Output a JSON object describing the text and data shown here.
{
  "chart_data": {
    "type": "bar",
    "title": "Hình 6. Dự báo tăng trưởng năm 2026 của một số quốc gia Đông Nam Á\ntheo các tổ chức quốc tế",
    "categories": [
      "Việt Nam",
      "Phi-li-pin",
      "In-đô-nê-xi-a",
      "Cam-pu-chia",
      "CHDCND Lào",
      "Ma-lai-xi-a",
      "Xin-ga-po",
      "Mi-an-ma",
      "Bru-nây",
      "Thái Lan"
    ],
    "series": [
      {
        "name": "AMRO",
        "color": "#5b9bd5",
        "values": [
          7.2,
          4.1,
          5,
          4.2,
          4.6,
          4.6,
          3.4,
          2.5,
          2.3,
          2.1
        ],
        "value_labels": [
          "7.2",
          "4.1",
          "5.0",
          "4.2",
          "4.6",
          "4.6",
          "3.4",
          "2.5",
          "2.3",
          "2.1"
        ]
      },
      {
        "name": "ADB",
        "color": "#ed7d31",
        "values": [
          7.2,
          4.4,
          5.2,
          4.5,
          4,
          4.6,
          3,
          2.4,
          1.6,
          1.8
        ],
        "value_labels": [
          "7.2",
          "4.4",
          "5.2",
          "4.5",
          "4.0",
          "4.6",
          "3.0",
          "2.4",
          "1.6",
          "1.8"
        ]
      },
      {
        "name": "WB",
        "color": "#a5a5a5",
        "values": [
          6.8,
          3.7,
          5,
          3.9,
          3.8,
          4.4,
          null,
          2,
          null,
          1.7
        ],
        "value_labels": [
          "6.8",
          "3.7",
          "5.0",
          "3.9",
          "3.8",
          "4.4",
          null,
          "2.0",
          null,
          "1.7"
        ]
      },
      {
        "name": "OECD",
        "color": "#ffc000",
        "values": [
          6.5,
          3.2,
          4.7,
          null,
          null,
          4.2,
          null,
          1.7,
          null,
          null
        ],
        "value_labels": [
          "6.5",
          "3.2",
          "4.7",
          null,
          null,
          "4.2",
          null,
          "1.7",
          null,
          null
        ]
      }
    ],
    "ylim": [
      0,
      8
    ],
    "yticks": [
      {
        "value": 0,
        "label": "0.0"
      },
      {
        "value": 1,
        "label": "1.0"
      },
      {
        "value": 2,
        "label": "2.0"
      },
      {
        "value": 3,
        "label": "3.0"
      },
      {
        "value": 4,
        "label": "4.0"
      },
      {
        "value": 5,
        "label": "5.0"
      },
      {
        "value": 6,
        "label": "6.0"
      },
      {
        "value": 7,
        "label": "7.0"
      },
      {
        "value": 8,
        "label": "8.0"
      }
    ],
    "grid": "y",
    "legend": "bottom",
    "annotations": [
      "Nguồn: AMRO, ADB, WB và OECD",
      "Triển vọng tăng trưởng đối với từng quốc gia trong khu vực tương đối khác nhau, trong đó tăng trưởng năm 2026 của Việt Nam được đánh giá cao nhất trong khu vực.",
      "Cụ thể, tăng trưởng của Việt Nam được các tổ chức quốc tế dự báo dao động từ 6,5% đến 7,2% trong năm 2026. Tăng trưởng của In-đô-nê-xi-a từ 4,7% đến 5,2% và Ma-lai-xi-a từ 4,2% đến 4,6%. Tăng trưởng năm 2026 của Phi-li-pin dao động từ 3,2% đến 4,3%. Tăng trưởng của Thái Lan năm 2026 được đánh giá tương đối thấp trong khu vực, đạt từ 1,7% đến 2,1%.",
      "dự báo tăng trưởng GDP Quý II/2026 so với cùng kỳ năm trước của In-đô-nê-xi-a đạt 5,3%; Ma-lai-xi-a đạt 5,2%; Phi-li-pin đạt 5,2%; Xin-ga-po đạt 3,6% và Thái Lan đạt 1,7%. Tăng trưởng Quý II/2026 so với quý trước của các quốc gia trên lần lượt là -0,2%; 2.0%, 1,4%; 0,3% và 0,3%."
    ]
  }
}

※ ※ ※

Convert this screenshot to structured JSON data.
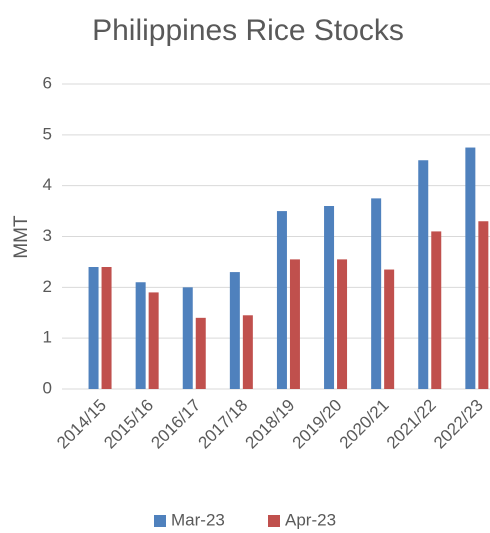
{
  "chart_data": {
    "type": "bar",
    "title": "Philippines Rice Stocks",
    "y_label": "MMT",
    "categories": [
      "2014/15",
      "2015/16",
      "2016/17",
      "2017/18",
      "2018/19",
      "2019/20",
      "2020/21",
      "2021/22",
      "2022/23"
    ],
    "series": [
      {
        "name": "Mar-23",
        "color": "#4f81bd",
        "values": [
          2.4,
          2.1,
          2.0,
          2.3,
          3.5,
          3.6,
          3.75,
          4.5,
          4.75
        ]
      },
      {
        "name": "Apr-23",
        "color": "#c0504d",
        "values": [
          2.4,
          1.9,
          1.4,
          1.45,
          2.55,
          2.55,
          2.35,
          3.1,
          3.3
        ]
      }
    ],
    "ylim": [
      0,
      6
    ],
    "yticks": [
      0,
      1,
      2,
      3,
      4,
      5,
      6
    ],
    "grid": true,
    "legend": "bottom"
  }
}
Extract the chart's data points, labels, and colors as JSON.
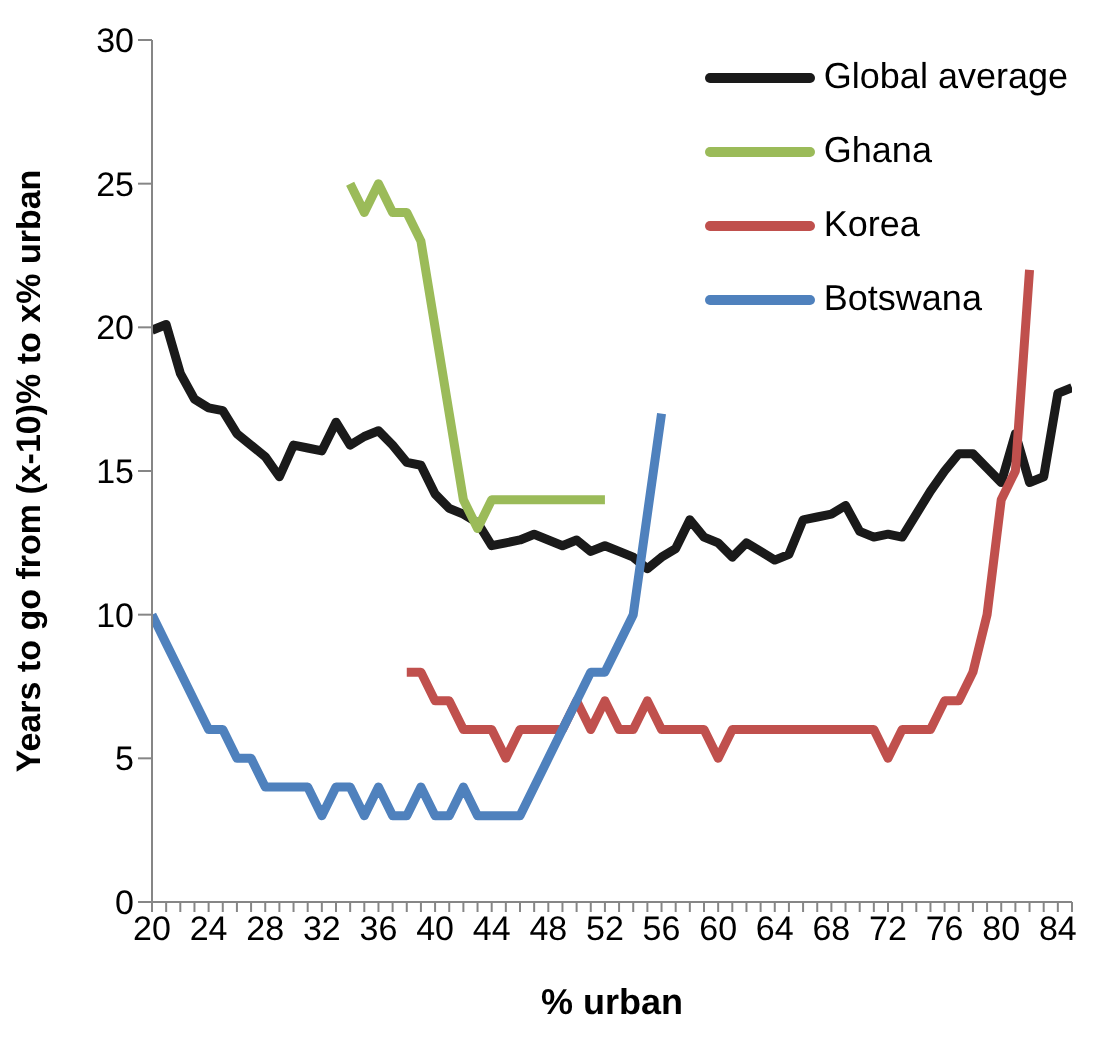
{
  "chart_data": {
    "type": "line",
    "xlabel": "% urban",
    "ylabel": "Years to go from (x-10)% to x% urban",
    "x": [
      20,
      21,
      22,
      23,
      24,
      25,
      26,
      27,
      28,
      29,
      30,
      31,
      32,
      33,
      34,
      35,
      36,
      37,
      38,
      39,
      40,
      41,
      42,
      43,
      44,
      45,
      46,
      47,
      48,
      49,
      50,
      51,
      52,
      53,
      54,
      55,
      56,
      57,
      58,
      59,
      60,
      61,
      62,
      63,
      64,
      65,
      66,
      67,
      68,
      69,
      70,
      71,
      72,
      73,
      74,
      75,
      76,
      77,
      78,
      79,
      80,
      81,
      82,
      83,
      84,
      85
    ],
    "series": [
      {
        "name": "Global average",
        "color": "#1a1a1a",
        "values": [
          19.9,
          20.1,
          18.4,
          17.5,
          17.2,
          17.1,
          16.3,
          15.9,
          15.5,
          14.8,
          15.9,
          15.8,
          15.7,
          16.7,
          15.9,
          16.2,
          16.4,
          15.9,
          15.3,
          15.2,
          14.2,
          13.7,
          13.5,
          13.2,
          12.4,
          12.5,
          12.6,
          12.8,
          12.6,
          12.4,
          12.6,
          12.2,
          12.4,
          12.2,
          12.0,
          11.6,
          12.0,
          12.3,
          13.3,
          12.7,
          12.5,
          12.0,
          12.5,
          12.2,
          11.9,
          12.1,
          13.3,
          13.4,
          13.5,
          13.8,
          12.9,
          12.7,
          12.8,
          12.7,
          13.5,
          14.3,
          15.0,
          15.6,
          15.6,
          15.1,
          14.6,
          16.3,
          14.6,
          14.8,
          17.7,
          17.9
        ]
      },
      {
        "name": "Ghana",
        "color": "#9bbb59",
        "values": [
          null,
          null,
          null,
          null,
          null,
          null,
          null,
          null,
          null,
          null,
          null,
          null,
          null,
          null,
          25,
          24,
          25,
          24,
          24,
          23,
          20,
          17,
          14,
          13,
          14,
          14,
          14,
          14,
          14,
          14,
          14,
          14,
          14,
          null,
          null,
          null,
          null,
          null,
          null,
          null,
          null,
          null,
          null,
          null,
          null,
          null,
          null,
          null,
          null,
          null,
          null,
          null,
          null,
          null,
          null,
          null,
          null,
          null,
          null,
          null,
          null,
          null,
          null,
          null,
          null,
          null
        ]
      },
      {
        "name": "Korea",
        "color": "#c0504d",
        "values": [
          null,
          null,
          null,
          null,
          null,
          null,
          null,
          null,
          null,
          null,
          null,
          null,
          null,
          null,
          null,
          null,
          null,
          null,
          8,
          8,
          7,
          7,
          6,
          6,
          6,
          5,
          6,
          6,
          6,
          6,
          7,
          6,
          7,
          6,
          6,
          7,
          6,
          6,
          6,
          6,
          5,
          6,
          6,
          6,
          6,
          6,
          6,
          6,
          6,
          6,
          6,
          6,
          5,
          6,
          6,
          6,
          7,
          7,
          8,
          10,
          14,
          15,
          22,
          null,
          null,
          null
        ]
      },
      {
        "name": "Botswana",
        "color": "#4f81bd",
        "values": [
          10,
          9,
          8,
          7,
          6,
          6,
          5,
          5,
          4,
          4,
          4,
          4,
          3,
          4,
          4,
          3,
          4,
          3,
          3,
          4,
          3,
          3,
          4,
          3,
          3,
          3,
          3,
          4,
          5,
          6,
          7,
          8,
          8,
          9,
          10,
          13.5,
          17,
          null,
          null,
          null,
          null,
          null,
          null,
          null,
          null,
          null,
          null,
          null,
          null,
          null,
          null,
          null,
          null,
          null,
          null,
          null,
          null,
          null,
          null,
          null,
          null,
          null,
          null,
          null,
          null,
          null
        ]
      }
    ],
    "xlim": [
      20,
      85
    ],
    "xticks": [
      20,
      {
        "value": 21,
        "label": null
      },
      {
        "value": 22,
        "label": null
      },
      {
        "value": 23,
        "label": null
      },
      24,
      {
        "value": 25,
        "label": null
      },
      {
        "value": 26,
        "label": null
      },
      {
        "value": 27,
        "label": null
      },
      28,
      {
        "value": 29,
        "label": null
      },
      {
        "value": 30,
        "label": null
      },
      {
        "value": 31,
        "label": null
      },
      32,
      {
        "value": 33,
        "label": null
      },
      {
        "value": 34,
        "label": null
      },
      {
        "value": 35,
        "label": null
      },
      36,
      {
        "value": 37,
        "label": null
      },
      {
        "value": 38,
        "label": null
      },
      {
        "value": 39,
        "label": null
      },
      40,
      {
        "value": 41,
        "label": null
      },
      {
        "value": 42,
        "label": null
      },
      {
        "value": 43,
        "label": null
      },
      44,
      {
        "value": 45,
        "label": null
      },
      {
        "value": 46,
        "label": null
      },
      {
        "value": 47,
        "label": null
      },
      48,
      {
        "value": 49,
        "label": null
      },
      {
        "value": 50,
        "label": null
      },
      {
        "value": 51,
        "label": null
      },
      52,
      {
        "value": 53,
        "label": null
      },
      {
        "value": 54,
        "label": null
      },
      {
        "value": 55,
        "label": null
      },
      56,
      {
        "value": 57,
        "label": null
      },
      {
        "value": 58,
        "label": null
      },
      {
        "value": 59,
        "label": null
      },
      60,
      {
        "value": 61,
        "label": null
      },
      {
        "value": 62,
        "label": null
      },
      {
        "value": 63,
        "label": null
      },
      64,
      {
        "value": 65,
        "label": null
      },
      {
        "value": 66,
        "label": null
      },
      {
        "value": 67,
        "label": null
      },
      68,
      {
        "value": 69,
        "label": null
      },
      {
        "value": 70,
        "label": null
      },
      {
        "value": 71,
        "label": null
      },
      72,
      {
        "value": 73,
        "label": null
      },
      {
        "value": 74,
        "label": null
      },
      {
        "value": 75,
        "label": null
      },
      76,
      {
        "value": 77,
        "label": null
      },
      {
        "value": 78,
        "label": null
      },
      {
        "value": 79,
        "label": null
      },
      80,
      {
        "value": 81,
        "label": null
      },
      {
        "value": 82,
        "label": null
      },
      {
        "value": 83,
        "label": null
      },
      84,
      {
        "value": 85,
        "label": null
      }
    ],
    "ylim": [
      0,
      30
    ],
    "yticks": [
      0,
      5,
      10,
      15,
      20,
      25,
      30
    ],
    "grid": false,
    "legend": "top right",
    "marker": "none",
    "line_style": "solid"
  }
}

※ ※ ※

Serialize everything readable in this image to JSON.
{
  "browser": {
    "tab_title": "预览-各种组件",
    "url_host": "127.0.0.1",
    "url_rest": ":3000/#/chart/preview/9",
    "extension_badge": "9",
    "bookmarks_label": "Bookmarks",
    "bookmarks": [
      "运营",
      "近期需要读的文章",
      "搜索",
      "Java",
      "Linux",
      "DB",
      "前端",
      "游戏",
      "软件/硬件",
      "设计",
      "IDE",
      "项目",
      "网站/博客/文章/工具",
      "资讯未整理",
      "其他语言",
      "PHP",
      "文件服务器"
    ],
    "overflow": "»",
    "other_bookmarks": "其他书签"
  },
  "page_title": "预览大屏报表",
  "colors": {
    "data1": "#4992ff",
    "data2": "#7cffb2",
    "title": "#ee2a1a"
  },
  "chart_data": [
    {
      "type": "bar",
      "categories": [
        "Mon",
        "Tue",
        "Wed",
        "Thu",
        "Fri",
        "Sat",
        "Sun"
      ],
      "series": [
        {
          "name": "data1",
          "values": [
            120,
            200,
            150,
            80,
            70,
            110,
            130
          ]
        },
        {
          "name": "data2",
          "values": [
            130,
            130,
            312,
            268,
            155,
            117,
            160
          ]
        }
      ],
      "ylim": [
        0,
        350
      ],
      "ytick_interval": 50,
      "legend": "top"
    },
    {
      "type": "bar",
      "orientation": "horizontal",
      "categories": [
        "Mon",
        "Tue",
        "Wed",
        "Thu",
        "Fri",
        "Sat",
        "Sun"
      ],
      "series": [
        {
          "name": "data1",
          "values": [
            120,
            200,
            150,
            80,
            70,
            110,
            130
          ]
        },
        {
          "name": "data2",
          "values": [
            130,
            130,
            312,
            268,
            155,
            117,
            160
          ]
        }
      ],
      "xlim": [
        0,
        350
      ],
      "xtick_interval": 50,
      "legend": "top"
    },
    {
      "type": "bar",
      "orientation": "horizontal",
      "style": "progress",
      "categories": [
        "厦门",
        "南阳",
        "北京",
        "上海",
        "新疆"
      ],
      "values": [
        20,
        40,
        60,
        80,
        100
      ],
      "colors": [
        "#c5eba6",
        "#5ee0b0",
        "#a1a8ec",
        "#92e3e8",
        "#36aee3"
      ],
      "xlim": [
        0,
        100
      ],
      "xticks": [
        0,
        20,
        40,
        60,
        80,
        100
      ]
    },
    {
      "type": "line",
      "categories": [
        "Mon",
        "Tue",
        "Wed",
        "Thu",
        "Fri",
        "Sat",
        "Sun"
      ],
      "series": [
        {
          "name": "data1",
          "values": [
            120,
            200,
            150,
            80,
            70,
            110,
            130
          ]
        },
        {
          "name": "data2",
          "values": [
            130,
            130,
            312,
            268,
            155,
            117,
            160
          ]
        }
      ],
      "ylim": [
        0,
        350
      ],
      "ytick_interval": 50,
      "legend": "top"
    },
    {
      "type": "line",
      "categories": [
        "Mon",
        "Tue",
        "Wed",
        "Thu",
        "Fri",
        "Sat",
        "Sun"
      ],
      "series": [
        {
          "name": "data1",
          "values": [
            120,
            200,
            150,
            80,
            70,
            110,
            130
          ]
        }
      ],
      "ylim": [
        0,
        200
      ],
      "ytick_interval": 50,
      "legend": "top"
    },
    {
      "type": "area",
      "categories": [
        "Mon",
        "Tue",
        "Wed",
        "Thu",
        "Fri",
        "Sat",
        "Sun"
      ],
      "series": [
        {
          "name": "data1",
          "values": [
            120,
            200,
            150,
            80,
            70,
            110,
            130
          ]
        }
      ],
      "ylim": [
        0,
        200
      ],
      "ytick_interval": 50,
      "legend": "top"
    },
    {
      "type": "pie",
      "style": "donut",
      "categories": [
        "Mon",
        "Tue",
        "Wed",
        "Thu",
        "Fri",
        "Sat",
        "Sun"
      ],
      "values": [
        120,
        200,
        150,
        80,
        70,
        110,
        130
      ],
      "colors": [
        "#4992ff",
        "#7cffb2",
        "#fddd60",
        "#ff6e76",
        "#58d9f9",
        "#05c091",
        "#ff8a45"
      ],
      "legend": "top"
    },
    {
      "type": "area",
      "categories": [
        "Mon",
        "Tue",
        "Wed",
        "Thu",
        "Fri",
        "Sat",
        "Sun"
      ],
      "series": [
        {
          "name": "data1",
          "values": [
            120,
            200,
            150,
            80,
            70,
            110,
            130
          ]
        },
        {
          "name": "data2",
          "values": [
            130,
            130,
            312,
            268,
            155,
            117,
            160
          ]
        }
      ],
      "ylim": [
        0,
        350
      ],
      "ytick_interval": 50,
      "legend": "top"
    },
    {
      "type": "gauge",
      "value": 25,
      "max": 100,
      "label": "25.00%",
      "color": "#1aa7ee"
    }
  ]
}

※ ※ ※

Given task >> Where a line holds "JSON", copy it out.

Full answer >>
Output a JSON object describing the text and data shown here.
Convert this screenshot to structured JSON data.
Extract the chart's data points, labels, and colors as JSON.
Serialize everything readable in this image to JSON.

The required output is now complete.